**Stored data**.
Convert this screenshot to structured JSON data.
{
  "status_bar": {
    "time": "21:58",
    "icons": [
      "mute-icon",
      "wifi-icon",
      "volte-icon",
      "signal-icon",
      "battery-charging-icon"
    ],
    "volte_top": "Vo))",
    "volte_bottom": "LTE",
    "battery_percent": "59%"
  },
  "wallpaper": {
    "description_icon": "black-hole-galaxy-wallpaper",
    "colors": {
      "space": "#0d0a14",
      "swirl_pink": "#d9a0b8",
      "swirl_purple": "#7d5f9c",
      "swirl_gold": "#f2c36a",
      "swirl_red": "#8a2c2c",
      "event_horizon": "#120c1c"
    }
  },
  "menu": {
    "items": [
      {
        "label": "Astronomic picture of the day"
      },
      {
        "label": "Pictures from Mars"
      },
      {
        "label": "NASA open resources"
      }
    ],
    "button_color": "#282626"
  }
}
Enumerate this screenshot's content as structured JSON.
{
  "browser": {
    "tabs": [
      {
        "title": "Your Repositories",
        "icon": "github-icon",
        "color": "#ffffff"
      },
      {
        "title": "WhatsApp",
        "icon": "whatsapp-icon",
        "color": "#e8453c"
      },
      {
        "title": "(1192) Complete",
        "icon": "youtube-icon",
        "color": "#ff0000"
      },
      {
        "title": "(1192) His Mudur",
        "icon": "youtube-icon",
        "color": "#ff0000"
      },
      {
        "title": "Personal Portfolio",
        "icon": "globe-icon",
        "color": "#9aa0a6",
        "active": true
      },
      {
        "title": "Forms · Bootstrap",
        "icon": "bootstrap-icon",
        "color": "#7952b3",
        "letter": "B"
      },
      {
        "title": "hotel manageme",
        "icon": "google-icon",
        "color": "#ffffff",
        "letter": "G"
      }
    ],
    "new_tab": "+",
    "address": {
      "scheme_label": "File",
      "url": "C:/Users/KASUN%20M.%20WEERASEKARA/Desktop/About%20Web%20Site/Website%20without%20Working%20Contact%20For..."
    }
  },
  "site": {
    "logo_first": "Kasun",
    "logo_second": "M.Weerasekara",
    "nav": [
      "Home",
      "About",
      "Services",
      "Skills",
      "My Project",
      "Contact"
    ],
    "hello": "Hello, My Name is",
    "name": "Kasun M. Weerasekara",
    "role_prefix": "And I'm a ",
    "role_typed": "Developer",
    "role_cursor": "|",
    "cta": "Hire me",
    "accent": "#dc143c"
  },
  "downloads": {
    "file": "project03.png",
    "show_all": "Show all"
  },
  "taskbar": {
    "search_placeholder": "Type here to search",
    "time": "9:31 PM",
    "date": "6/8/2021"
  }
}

**What is required**.
Write out every line from the entries where "About" appears.

**Reply**.
      "url": "C:/Users/KASUN%20M.%20WEERASEKARA/Desktop/About%20Web%20Site/Website%20without%20Working%20Contact%20For..."
      "About",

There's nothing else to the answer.